Your objective –
Below are the records; how many of their lines contain "Sequencesover"? Reply only with that figure.

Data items
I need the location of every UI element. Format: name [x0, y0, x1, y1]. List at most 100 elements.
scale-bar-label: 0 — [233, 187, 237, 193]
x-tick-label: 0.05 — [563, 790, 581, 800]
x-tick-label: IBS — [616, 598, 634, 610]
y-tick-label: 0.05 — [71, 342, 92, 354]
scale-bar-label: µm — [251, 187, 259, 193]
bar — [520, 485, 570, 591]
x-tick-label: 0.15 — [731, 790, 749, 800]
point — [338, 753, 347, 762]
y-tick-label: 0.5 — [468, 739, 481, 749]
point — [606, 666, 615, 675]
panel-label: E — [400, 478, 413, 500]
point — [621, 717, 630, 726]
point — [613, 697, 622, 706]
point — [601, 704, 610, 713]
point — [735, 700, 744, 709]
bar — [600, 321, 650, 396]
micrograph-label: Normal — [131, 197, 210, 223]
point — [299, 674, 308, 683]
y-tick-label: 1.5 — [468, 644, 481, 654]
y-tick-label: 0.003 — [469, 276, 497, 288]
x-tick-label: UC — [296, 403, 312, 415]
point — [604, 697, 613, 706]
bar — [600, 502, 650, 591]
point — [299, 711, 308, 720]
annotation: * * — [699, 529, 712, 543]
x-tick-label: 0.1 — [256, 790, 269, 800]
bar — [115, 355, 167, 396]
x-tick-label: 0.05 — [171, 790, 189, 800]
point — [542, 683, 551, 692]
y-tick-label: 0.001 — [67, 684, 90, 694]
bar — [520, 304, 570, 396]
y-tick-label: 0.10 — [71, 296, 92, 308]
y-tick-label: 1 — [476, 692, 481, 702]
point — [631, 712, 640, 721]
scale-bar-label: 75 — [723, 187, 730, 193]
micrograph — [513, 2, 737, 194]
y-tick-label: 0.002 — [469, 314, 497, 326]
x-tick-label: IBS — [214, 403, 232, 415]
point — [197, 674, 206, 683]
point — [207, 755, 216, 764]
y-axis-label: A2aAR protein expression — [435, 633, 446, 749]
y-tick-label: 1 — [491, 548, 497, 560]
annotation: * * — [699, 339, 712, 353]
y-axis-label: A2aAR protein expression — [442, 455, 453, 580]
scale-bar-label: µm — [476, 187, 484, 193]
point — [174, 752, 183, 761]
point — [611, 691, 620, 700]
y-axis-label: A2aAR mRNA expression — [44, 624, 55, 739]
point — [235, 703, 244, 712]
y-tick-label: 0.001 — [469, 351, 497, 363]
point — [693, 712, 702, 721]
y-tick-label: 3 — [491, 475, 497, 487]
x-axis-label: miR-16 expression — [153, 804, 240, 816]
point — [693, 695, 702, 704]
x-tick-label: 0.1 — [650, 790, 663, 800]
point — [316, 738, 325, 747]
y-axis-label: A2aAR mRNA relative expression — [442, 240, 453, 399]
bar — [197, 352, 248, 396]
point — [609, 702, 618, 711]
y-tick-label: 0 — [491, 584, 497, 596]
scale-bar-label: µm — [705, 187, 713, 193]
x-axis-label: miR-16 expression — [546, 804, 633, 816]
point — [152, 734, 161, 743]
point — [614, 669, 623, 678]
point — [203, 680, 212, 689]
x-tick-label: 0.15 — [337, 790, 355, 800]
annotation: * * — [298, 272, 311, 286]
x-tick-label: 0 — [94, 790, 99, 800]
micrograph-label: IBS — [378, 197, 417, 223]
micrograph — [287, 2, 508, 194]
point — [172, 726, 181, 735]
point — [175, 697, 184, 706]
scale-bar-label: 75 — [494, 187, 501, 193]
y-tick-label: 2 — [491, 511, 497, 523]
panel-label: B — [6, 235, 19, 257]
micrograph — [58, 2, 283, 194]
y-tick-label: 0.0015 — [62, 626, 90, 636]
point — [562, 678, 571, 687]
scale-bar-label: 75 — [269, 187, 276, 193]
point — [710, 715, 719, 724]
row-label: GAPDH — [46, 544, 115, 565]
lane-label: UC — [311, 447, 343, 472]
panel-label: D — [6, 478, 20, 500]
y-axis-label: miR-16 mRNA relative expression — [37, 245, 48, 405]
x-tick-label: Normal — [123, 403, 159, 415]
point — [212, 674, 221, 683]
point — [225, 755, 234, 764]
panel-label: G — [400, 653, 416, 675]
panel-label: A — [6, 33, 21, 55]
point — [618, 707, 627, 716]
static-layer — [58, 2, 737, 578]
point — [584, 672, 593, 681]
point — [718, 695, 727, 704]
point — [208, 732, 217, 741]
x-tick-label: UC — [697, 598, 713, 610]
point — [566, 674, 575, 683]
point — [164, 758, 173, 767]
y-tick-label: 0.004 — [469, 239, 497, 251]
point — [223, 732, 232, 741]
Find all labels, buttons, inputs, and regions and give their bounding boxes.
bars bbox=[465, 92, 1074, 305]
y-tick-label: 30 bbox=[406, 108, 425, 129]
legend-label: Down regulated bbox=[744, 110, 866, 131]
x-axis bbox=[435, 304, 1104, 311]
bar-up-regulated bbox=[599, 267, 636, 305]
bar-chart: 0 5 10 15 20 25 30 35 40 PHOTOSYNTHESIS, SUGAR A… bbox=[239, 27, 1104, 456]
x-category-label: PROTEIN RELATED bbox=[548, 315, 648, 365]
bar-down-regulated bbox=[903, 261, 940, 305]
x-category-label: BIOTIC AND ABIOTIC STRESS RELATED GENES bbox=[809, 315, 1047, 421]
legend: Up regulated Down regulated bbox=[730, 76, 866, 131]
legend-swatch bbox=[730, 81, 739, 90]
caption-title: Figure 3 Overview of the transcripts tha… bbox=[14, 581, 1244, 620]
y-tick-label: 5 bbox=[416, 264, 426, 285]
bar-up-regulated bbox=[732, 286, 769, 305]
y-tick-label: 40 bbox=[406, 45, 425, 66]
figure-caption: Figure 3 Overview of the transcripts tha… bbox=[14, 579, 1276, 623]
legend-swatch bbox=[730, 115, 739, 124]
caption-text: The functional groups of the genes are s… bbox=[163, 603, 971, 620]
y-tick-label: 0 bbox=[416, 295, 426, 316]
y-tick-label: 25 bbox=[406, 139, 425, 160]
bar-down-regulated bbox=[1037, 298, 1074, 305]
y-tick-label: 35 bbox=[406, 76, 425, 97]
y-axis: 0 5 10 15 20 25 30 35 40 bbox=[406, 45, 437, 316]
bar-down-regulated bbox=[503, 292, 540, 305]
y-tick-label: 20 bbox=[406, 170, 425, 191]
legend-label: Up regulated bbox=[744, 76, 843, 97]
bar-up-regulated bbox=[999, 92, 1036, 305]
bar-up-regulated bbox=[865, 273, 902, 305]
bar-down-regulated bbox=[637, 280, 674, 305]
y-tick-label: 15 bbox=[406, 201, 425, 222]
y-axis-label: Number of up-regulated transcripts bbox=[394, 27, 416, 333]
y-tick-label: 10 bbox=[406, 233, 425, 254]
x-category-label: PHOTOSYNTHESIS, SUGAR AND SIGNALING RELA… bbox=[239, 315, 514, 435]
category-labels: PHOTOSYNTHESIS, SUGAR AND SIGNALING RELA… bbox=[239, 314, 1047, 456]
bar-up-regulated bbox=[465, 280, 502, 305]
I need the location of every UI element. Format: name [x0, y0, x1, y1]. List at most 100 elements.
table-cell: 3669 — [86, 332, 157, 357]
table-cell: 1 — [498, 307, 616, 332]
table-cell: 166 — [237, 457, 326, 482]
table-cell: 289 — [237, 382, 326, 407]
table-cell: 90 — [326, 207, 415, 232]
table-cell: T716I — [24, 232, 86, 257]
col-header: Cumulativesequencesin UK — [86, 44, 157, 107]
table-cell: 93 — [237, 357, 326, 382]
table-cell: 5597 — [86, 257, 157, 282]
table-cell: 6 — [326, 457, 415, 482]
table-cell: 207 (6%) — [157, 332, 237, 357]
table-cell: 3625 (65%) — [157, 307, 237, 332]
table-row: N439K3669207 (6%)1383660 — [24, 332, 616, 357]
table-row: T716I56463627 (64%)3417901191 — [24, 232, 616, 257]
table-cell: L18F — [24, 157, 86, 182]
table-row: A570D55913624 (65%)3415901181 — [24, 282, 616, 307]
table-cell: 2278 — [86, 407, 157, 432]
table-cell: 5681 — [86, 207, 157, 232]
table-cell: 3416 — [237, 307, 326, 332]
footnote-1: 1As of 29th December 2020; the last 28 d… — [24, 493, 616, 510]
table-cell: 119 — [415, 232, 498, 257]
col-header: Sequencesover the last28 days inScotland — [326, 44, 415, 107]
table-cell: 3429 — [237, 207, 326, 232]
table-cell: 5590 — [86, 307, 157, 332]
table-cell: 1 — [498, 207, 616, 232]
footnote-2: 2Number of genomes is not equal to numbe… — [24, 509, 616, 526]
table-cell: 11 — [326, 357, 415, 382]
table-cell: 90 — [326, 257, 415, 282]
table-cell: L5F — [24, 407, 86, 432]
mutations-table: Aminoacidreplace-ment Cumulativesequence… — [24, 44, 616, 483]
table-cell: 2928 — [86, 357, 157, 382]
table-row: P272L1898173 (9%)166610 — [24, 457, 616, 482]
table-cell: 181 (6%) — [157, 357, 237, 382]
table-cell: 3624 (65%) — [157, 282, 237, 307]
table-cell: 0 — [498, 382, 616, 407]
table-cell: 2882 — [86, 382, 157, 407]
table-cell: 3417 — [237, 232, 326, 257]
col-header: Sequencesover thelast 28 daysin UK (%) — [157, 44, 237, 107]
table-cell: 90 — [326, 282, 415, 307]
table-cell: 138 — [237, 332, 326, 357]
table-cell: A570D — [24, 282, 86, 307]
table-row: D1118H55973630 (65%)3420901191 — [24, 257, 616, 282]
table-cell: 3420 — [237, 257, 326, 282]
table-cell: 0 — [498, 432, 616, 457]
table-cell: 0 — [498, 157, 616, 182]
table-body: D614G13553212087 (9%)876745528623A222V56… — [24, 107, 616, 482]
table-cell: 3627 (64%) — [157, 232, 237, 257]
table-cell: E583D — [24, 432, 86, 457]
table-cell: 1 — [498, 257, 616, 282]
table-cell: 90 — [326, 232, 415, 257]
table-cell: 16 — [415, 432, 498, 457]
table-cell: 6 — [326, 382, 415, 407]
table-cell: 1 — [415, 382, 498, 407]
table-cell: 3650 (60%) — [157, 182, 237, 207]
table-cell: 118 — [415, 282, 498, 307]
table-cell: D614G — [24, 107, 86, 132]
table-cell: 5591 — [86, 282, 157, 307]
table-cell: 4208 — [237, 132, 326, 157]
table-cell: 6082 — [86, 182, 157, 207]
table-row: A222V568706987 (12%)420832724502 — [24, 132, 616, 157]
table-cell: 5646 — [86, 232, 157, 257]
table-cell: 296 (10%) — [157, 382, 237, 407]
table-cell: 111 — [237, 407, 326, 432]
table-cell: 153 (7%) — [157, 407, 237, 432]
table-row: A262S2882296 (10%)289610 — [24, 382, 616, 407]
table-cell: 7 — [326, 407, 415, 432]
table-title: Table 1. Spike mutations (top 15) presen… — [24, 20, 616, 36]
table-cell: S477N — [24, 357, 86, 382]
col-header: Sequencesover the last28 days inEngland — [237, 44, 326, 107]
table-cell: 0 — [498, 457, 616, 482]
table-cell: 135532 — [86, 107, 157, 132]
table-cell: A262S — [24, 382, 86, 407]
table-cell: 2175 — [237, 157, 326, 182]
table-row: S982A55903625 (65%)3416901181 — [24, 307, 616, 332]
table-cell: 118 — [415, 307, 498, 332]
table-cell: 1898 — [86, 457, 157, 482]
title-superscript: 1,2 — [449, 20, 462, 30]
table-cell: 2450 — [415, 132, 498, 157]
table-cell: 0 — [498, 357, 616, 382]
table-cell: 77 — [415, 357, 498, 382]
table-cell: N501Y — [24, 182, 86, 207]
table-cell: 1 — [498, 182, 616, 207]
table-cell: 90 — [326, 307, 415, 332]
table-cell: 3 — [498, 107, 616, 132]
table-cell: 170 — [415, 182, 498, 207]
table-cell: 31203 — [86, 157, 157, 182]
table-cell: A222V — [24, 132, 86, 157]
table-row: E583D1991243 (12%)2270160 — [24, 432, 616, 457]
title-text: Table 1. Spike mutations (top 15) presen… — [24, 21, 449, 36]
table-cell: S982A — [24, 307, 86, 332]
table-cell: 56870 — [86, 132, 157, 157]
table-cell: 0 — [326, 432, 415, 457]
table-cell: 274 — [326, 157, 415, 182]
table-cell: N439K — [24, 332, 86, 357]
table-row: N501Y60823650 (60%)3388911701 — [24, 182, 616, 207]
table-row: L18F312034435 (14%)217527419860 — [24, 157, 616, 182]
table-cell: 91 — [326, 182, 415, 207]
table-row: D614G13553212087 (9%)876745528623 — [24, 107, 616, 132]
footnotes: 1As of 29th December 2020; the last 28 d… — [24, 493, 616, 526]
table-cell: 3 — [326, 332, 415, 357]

Result of this task –
3